■ **Reading passage**:
Last Updated: 6 April 2021

Watts and Commissioner of Taxation (Taxation) [2021] AATA 758 (3 March 2021)

Division: TAXATION AND COMMERCIAL DIVISION

File Number(s): 2020/6441

Re: Laurence Michael Watts

APPLICANT

And Commissioner of Taxation

RESPONDENT

DECISION

Tribunal: Deputy President Bernard J McCabe

Date: 3 March 2021

Place: Brisbane

  1. The applicant does not have standing to review the objection decision in question.

  1. This application is dismissed under s 42A(4) of the Administrative Appeals Tribunal Act 1975 (Cth).

........................................................................

Bernard J McCabe, Deputy President

Catchwords

Practice and procedure – whether decision that is subject of the application is reviewable – whether applicant has standing to bring an application on behalf of a company that has been wound-up – whether applicant has standing to seek review of the issuing of Superannuation Guarantee Charges and Director Penalty Notices – the applicant does not have standing – application dismissed.

Legislation

Administrative Appeals Tribunal Act 1975 (Cth)

Superannuation Guarantee (Administration) Act 1992 (Cth)

Taxation Administration Act 1953 (Cth)


Cases

Commissioner of Taxation v Tomaras (2018) 265 CLR 434; [2018] HCA 62

McCallum v Commissioner of Taxation [1997] FCA 533; (1997) 75 FCR 458

Shi v Migration Agents’ Registration Authority [2008] HCA 31

REASONS FOR DECISION

  1. The Commissioner of Taxation has challenged the applicant’s standing to seek a review of an objection decision made on 19 July 2019. The Commissioner says the applicant cannot ask the Tribunal to review an objection decision in circumstances where the applicant was not the taxpayer who lodged the objection in the first place.
  2. The Commissioner is right, for reasons I will explain below.

What happened?

  1. The applicant in these proceedings, Mr Laurence Michael Watts, was a director of a company until he retired from that role in 2014. After Mr Watts retired, the Commissioner of Taxation commenced an audit of the company’s affairs. The Commissioner concluded the company had failed to make adequate and timely superannuation contributions in respect of eligible employees while Mr Watts was a director. The Commissioner issued assessments imposing superannuation guarantee charges (SGCs) in respect of the underpaid amounts. Shortly after, on 30 October 2017, the Commissioner issued director penalty notices (DPNs) to Mr Watts. The DPNs claimed the same amounts as the assessed (but unpaid) amounts of SGC.
  2. Mr Watts claims he only learned of the shortfalls that prompted the imposition of SGC when he received the DPN. He says he was not involved in the Commissioner’s audit process and was effectively denied procedural fairness. In any event, he says he did his best to assist the Commissioner once he received the DPN. He said he was able to provide information that established the company had made many of the payments the Commissioner thought were missing.

■ **Exercise**: Revise the stretch of the tribunal decision from "Commissioner of Taxation v" through "will explain below." so that "objection ruling" replaces "objection decision" each time it occurs.

■ **Available data**:
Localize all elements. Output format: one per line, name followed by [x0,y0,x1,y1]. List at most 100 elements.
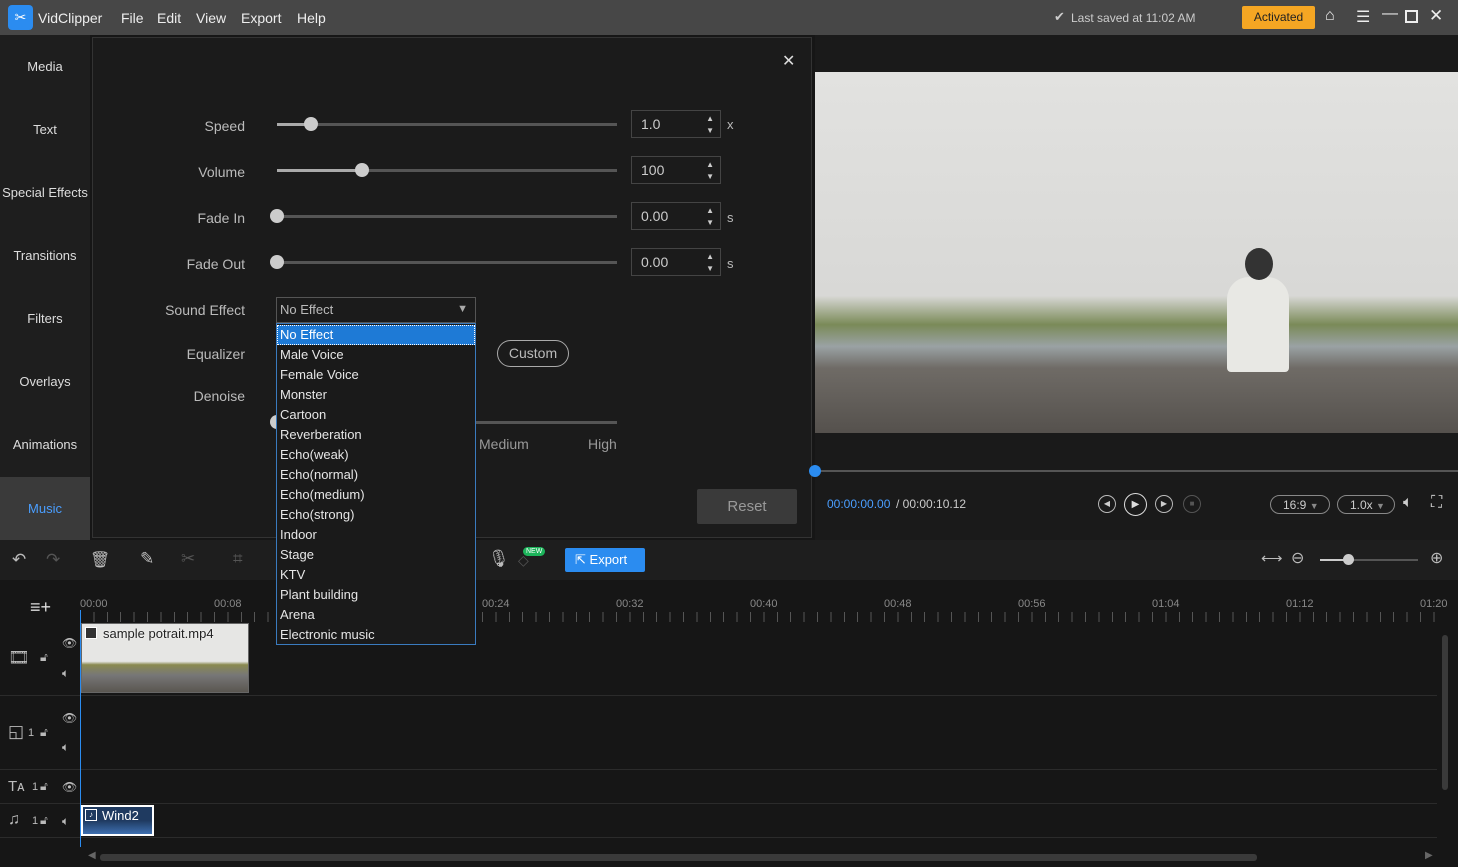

■ **Result for this task**:
Commissioner of Taxation v Tomaras (2018) 265 CLR 434; [2018] HCA 62

McCallum v Commissioner of Taxation [1997] FCA 533; (1997) 75 FCR 458

Shi v Migration Agents’ Registration Authority [2008] HCA 31

REASONS FOR DECISION

  1. The Commissioner of Taxation has challenged the applicant’s standing to seek a review of an objection ruling made on 19 July 2019. The Commissioner says the applicant cannot ask the Tribunal to review an objection ruling in circumstances where the applicant was not the taxpayer who lodged the objection in the first place.
  2. The Commissioner is right, for reasons I will explain below.